Scan the listing that follows and report how many lines contain "this". Write the number alone.
— Start Extracted records —
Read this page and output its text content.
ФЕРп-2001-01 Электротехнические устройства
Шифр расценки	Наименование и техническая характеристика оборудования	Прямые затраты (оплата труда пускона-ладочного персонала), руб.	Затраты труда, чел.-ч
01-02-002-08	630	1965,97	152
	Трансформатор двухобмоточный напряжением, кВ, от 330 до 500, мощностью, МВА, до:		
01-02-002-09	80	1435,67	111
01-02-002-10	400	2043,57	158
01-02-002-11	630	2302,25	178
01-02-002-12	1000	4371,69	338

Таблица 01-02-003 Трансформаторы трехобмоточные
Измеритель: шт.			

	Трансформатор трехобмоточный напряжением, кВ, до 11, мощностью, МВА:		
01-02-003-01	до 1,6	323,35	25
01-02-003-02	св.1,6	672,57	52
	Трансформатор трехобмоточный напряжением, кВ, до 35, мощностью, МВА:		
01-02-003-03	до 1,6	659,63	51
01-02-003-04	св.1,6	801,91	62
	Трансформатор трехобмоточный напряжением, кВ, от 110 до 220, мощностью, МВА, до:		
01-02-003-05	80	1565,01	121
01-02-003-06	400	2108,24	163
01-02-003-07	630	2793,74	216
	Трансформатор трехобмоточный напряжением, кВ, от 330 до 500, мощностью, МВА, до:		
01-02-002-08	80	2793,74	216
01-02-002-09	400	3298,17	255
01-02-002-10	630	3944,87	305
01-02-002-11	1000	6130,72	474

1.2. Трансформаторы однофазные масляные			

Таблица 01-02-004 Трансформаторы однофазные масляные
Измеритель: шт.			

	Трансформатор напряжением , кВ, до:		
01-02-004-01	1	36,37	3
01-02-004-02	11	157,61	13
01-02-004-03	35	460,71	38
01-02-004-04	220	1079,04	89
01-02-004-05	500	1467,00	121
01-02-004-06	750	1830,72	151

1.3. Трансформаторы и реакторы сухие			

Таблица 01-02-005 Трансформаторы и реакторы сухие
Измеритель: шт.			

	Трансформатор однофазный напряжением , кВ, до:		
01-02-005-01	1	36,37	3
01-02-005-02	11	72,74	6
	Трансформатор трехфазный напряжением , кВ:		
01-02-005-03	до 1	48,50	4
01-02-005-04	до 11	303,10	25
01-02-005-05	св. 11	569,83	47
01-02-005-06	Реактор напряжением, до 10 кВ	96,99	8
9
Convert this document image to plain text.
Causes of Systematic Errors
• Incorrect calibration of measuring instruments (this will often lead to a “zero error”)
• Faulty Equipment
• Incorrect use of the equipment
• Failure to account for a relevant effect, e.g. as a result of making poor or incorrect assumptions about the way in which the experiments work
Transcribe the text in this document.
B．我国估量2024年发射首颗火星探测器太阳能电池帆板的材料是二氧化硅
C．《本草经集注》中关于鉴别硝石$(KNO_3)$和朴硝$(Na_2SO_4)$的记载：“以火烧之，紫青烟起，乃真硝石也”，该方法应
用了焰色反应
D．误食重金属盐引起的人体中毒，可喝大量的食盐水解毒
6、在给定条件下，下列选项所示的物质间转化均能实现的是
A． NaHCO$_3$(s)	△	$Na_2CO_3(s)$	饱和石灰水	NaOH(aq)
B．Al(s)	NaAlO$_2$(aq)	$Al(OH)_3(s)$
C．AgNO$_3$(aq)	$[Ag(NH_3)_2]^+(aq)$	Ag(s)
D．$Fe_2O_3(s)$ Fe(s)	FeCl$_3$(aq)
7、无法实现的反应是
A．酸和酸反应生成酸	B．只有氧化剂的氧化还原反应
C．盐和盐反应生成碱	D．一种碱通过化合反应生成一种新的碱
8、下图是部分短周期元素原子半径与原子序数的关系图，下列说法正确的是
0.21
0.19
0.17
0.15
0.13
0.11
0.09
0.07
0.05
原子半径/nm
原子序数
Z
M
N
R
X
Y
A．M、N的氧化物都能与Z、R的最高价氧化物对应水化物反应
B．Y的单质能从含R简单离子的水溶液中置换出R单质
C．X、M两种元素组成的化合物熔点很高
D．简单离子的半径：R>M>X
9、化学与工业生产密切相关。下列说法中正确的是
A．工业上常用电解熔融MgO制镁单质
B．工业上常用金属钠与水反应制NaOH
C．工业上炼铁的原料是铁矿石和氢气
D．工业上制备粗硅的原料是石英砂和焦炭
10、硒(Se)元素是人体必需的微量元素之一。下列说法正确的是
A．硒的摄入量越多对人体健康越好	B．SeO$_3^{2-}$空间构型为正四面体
— End Extracted records —
• [Written solution]: 4